## Reading passage
____

August 19, 1863: Lincoln Test Fires Spencer Rifle


How times have changed!  On August 18, 1863 Christopher Spencer, inventor of the revolutionary Spencer repeating rifle, was able to walk into the White House and show one of his rifles to President Lincoln.

The concept of a repeating rifle was not new, and examples of such weapons had been produced since at least 1779.  However, teething problems with the new technology made them impracticable as mass weapons until shortly before the Civil War.  Benjamin Tyler Henry developed the famed Henry repeating rifle in 1860.  Although never officially adopted by the Union army, this rifle was highly thought of enough by Union cavalry troopers that thousands of them purchased them privately, and they were equally prized when captured by Confederate troopers.  The rifle could fire off 28 rounds per minute, compared to a rifled musket that could barely manage three rounds per minute under ideal conditions.

The Spencer repeating rifle was developed by Christopher Spencer in 1860.  A seven shot weapon, it could manage 20 shots a minute and proved durable under battlefield conditions.  By the end of the War, most Union cavalry and mounted infantry units had Spencers and their firepower was often devastatingly effective on the battlefield.

____

## Given information
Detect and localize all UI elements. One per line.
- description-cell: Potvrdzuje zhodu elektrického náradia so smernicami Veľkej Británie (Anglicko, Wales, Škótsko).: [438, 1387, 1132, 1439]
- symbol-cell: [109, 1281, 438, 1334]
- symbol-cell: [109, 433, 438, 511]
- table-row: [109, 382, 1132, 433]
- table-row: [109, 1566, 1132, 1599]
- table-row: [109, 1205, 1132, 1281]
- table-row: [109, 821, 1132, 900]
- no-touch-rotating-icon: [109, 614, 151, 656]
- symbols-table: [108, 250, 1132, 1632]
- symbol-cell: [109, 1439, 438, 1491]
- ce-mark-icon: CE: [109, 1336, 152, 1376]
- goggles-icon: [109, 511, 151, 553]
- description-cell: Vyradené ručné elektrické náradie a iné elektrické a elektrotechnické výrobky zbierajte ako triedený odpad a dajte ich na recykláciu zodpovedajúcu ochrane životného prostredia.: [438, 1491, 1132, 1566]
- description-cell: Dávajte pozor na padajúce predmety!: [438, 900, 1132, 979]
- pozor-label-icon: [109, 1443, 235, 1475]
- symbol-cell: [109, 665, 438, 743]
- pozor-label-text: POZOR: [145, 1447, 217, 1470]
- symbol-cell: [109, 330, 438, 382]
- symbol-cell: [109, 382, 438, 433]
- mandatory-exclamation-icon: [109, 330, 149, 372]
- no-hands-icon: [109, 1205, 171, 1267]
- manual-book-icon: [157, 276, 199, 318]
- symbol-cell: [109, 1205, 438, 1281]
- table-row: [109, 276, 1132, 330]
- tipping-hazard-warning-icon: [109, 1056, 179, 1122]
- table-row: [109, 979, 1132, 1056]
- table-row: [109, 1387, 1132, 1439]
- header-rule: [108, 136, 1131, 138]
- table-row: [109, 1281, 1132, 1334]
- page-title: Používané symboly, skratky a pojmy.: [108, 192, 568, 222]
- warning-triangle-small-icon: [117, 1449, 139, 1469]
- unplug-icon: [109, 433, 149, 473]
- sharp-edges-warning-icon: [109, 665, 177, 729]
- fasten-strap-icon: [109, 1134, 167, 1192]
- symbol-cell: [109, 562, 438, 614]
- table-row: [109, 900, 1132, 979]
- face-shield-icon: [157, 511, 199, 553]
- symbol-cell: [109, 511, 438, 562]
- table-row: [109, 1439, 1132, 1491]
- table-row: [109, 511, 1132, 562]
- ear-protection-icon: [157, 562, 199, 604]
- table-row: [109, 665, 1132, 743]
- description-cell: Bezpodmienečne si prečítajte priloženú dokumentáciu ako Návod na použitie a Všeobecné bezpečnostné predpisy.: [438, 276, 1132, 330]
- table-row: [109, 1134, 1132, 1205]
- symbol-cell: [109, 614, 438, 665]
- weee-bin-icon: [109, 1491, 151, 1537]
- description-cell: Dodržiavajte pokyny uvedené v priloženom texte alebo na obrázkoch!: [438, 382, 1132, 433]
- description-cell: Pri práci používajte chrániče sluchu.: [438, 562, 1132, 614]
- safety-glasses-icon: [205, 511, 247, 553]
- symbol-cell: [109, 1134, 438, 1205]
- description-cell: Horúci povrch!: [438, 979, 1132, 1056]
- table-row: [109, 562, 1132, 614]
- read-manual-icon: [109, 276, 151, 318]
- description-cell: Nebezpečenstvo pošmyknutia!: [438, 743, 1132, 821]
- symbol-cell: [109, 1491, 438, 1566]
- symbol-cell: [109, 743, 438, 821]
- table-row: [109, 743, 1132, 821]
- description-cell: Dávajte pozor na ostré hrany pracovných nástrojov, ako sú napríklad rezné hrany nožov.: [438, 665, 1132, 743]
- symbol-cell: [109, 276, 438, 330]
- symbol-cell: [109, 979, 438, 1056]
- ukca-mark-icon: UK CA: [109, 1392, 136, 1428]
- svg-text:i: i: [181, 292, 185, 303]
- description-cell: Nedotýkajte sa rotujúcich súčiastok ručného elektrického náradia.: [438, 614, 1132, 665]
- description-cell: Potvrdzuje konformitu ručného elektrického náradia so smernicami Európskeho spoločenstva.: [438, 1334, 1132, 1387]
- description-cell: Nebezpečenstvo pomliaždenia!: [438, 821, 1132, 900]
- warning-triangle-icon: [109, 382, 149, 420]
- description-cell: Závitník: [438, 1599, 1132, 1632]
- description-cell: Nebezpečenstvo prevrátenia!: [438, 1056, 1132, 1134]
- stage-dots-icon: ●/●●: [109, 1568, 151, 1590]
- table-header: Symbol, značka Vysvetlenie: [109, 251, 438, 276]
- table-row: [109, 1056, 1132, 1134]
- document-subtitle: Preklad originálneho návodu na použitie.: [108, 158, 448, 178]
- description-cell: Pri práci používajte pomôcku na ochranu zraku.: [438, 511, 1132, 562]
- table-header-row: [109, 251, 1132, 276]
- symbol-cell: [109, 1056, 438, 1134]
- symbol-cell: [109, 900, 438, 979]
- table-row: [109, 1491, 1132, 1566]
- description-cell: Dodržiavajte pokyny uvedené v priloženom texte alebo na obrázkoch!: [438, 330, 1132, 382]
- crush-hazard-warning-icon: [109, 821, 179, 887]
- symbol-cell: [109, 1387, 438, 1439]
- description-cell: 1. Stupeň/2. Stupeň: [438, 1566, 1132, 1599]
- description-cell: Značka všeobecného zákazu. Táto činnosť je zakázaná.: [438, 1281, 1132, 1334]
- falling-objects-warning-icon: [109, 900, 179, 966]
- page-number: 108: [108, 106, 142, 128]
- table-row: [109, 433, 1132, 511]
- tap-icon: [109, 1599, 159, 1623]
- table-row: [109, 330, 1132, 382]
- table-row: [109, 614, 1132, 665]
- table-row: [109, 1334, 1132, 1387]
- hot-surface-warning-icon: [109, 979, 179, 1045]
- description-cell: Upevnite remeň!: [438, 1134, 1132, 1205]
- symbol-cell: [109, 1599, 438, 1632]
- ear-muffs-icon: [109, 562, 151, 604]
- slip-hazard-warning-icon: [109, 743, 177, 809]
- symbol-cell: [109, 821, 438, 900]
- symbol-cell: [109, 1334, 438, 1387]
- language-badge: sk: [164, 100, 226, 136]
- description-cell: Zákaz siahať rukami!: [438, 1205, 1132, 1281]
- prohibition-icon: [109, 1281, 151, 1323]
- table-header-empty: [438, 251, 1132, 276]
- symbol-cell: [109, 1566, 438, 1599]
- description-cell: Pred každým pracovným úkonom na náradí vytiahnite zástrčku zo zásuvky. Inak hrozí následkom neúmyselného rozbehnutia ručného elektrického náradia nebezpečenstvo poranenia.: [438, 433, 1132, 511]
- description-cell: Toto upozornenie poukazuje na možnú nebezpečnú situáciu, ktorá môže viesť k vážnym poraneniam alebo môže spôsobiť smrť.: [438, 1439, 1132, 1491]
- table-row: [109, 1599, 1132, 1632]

____

## Short exercise A
Reproduce verbatim everything in the Spencer rifle text from "The Spencer repeating" down to "on the battlefield.".
## Short exercise B
According to the Spencer rifle text, how many rounds per minute could the Henry repeating rifle fire?
## Short exercise C
State whether each statement agrees with the Spencer rifle text, quoting the words that decide it: (i) Benjamin Tyler Henry developed his repeating rifle in 1860. (ii) The Union army officially adopted the Henry rifle. (iii) The Spencer rifle held seven shots.
The data above are not needed for this work.

## Expected answer A
The Spencer repeating rifle was developed by Christopher Spencer in 1860.  A seven shot weapon, it could manage 20 shots a minute and proved durable under battlefield conditions.  By the end of the War, most Union cavalry and mounted infantry units had Spencers and their firepower was often devastatingly effective on the battlefield.

## Expected answer B
28 rounds per minute.

## Expected answer C
(i) Yes: "Benjamin Tyler Henry developed the famed Henry repeating rifle in 1860."
(ii) No: "Although never officially adopted by the Union army"
(iii) Yes: "A seven shot weapon, it could manage 20 shots a minute"